2. Effective Date. The effective date of the Plan is January 16, 2020, the date that the Private Placement of the Class N Common Shares commenced.
3. Procedure for Participation. Any Stockholder who has received a copy of the Prospectus as contained in the applicable registration statement filed by the Company with the SEC with respect to the Initial Public Offering or any Future Offering, as applicable, will automatically become a Participant unless they elect not to become a Participant by noting such election on their subscription agreement; provided, however, that any Stockholder which (a) resides in a state or other jurisdiction which requires affirmative enrollment in the Plan (as disclosed in the applicable Prospectus) or (b) is a client of a participating broker-dealer that does not permit automatic enrollment in the Plan will only become a Participant if the Stockholder notes such an election on the Stockholder’s subscription agreement. Any Stockholder who has received a copy of the private placement memorandum with respect to a Private Placement will become a Participant by completing and executing an enrollment form or any appropriate authorization form as may be available from the Company, the Company’s transfer agent, the dealer manager for the applicable Private Placement or any soliciting dealer participating in the distribution of Shares for such Private Placement. If any Stockholder initially elects not to be a Participant, they may later become a Participant by subsequently completing and executing an enrollment form or any appropriate authorization form as may be available from the Company, the Company’s transfer agent, the dealer manager for the applicable Offering or any soliciting dealer participating in the distribution of Shares for an Offering. Participation in the Plan will begin with the next Distribution payable after acceptance of a Participant’s subscription, enrollment or authorization. Shares will be purchased under the Plan on the date that Distributions are paid by the Company.
4. Suitability. Each Participant is requested to promptly notify the Company in writing if the Participant experiences a material change in his or her financial condition, including the failure to meet the income, net worth, investment concentration, status as an “accredited investor” as defined by Regulation D of the Securities Act or other investment suitability standards imposed by the Company and set forth in the applicable Memorandum or the Company’s most recent Prospectus. For the avoidance of doubt, this request in no way shifts to the Participant the responsibility of the Company’s sponsor, or any other person selling Shares on behalf of the Company to the Participant, to make every reasonable effort to determine that the purchase of Shares is a suitable and appropriate investment based on information provided by such Participant.
5. Purchase of Shares.
A.Participants will acquire Shares from the Company (including Shares purchased by the Company for the Plan in a secondary market (if available) or on a stock exchange (if listed)) under the Plan (the “Plan Shares”) at a price equal to the most recently disclosed transaction price per Share applicable to the class of Shares purchased by the Participant (or, with respect to Participants that hold Class N Common Shares acquired in a Private Placement, the most recently disclosed transaction price per Share of the Class I Common Shares) on the date that the Distribution is payable. No upfront selling commissions will be payable with respect to Shares purchased pursuant to the Plan, but such Shares may be subject to ongoing stockholder servicing fees. Participants in the Plan may purchase fractional Shares so that 100% of the Distributions will be used to acquire Shares. However, a Participant will not be able to acquire Plan Shares and such Participant’s participation in the Plan will be terminated to the extent that a reinvestment of such
Participant’s Distributions in Shares would cause the percentage ownership or other limitations contained in the Charter to be violated.

* [TO DO]
- A) According to the plan excerpt, what is the Plan's effective date?
- B) Quote the plan excerpt word for word, covering everything from "4. Suitability. Each" down to "by such Participant.".
You won't need the material that follows the plan excerpt.

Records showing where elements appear
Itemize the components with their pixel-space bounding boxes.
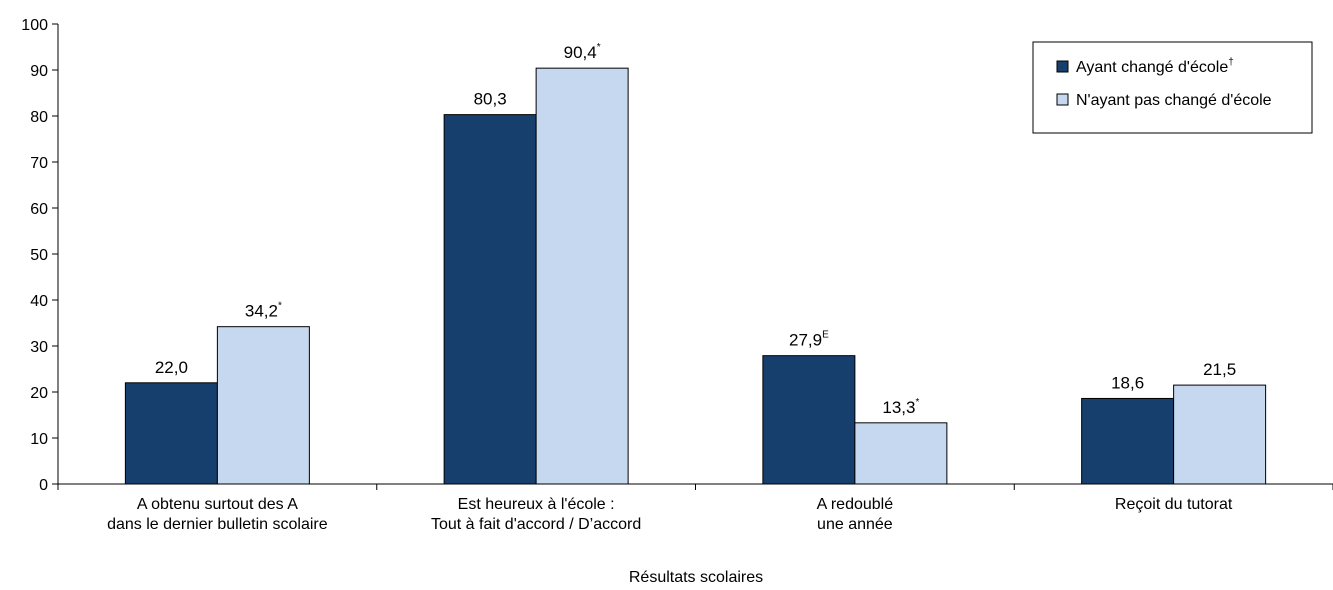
x-axis-title: Résultats scolaires (629, 569, 763, 586)
x-category-label: Reçoit du tutorat (1115, 496, 1233, 513)
y-tick-label: 20 (30, 385, 48, 402)
bar (443, 114, 537, 485)
bar-value-note: * (278, 301, 282, 312)
bar-value-label: 80,3 (474, 90, 507, 109)
x-axis: A obtenu surtout des A dans le dernier bu… (57, 483, 1333, 533)
x-category-label: une année (817, 516, 893, 533)
y-tick-label: 10 (30, 431, 48, 448)
y-tick-label: 80 (30, 109, 48, 126)
x-category-label: Est heureux à l'école : (458, 496, 615, 513)
x-category-label: A obtenu surtout des A (137, 496, 298, 513)
bar-value-label: 27,9E (789, 330, 829, 350)
y-axis: 0 10 20 30 40 50 60 70 80 90 100 (21, 17, 59, 494)
legend-note: † (1228, 57, 1234, 68)
bars (124, 67, 1267, 485)
bar-value-label: 18,6 (1111, 373, 1144, 392)
legend-box (1032, 41, 1313, 134)
bar-value-label: 22,0 (155, 358, 188, 377)
bar-value-label: 13,3* (882, 397, 919, 417)
x-category-label: Tout à fait d'accord / D’accord (431, 516, 641, 533)
legend-label: N'ayant pas changé d'école (1076, 92, 1272, 109)
legend-swatch (1056, 93, 1069, 106)
bar-value-label: 90,4* (564, 42, 601, 62)
bar-value-note: E (822, 330, 829, 341)
y-tick-label: 0 (39, 477, 48, 494)
bar (216, 326, 310, 485)
bar (535, 67, 629, 485)
bar (1081, 397, 1175, 485)
legend-swatch (1056, 60, 1069, 73)
bar-value-note: * (915, 397, 919, 408)
bar-value-label: 34,2* (245, 301, 282, 321)
legend[interactable]: Ayant changé d'école† N'ayant pas changé … (1032, 41, 1313, 134)
bar (762, 355, 856, 485)
y-tick-label: 30 (30, 339, 48, 356)
y-tick-label: 40 (30, 293, 48, 310)
bar (124, 382, 218, 485)
bar-value-note: * (597, 42, 601, 53)
bar (854, 422, 948, 485)
y-tick-label: 90 (30, 63, 48, 80)
legend-label: Ayant changé d'école† (1076, 57, 1234, 76)
value-labels: 22,0 34,2* 80,3 90,4* 27,9E 13,3* 18,6 21,5 (155, 42, 1236, 417)
bar-value-label: 21,5 (1203, 360, 1236, 379)
x-category-label: dans le dernier bulletin scolaire (107, 516, 328, 533)
y-tick-label: 100 (21, 17, 48, 34)
y-tick-label: 50 (30, 247, 48, 264)
bar (1173, 384, 1267, 485)
x-category-label: A redoublé (817, 496, 894, 513)
y-tick-label: 70 (30, 155, 48, 172)
y-tick-label: 60 (30, 201, 48, 218)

* [COMPLETED EXERCISE]
- A) January 16, 2020

- B)
4. Suitability. Each Participant is requested to promptly notify the Company in writing if the Participant experiences a material change in his or her financial condition, including the failure to meet the income, net worth, investment concentration, status as an “accredited investor” as defined by Regulation D of the Securities Act or other investment suitability standards imposed by the Company and set forth in the applicable Memorandum or the Company’s most recent Prospectus. For the avoidance of doubt, this request in no way shifts to the Participant the responsibility of the Company’s sponsor, or any other person selling Shares on behalf of the Company to the Participant, to make every reasonable effort to determine that the purchase of Shares is a suitable and appropriate investment based on information provided by such Participant.